>>>>

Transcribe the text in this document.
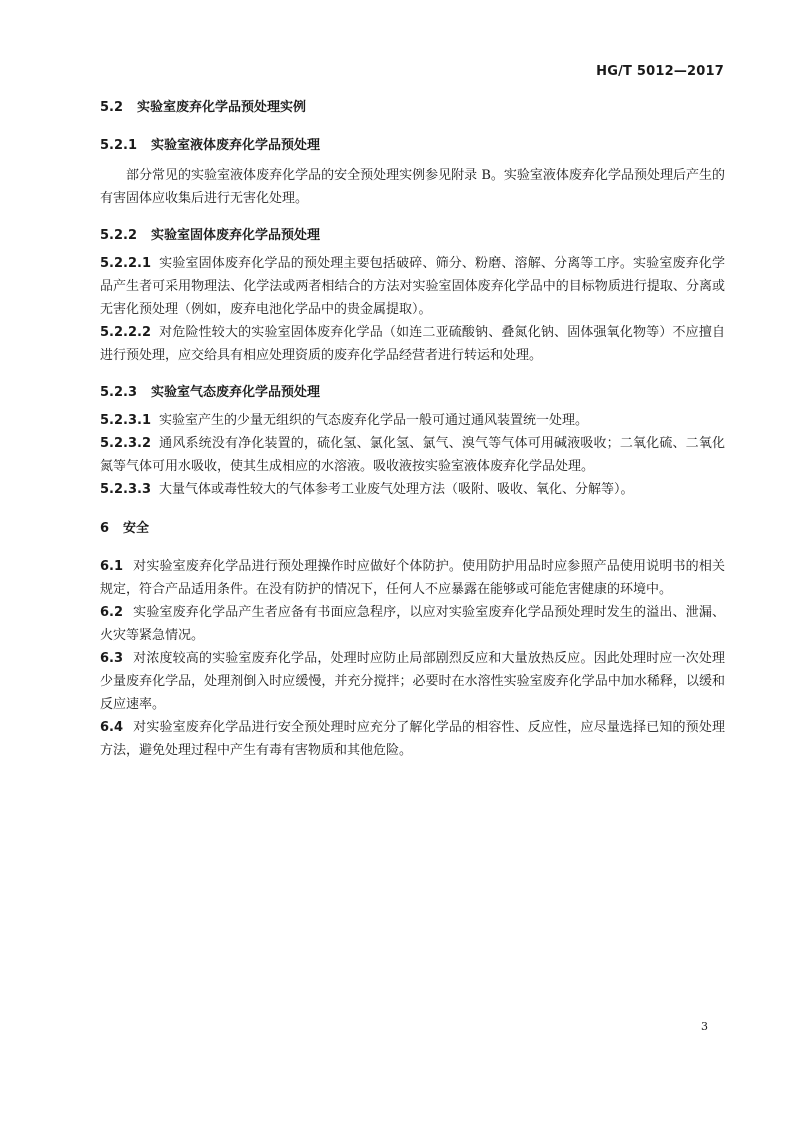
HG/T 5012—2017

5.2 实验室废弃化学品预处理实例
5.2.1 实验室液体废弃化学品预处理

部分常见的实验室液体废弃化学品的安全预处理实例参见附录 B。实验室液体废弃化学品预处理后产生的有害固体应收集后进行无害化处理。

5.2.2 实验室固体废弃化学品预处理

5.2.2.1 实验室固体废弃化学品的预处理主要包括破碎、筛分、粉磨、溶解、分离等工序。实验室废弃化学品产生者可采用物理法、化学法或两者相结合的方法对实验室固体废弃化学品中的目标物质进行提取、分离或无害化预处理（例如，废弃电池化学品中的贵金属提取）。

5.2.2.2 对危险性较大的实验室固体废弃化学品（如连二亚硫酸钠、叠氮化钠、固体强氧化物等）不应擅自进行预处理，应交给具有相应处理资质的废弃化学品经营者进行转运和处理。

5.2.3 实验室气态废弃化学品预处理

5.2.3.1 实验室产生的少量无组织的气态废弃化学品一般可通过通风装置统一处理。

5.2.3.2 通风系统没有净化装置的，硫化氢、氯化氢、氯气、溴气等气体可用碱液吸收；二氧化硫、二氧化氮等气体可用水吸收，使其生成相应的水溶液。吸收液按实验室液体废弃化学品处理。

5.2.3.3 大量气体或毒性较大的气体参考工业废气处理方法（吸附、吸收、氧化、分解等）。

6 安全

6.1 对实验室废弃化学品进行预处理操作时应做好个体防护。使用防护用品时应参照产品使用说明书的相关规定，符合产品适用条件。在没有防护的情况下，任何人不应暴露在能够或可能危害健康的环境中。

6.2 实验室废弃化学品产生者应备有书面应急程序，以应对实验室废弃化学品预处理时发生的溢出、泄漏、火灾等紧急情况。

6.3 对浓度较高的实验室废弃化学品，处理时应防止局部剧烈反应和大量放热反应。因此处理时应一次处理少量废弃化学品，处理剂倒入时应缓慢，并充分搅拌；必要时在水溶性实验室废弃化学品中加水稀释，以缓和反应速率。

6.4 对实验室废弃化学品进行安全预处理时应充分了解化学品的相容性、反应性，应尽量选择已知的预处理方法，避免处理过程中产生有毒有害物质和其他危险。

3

<<<<

DIRECTIONS.
Pictures are to be left out; repeat all the remaining data exactly.

SOLUTION.
Transcribe the text in this document.
HG/T 5012—2017

5.2 实验室废弃化学品预处理实例
5.2.1 实验室液体废弃化学品预处理

部分常见的实验室液体废弃化学品的安全预处理实例参见附录 B。实验室液体废弃化学品预处理后产生的有害固体应收集后进行无害化处理。

5.2.2 实验室固体废弃化学品预处理

5.2.2.1 实验室固体废弃化学品的预处理主要包括破碎、筛分、粉磨、溶解、分离等工序。实验室废弃化学品产生者可采用物理法、化学法或两者相结合的方法对实验室固体废弃化学品中的目标物质进行提取、分离或无害化预处理（例如，废弃电池化学品中的贵金属提取）。

5.2.2.2 对危险性较大的实验室固体废弃化学品（如连二亚硫酸钠、叠氮化钠、固体强氧化物等）不应擅自进行预处理，应交给具有相应处理资质的废弃化学品经营者进行转运和处理。

5.2.3 实验室气态废弃化学品预处理

5.2.3.1 实验室产生的少量无组织的气态废弃化学品一般可通过通风装置统一处理。

5.2.3.2 通风系统没有净化装置的，硫化氢、氯化氢、氯气、溴气等气体可用碱液吸收；二氧化硫、二氧化氮等气体可用水吸收，使其生成相应的水溶液。吸收液按实验室液体废弃化学品处理。

5.2.3.3 大量气体或毒性较大的气体参考工业废气处理方法（吸附、吸收、氧化、分解等）。

6 安全

6.1 对实验室废弃化学品进行预处理操作时应做好个体防护。使用防护用品时应参照产品使用说明书的相关规定，符合产品适用条件。在没有防护的情况下，任何人不应暴露在能够或可能危害健康的环境中。

6.2 实验室废弃化学品产生者应备有书面应急程序，以应对实验室废弃化学品预处理时发生的溢出、泄漏、火灾等紧急情况。

6.3 对浓度较高的实验室废弃化学品，处理时应防止局部剧烈反应和大量放热反应。因此处理时应一次处理少量废弃化学品，处理剂倒入时应缓慢，并充分搅拌；必要时在水溶性实验室废弃化学品中加水稀释，以缓和反应速率。

6.4 对实验室废弃化学品进行安全预处理时应充分了解化学品的相容性、反应性，应尽量选择已知的预处理方法，避免处理过程中产生有毒有害物质和其他危险。

3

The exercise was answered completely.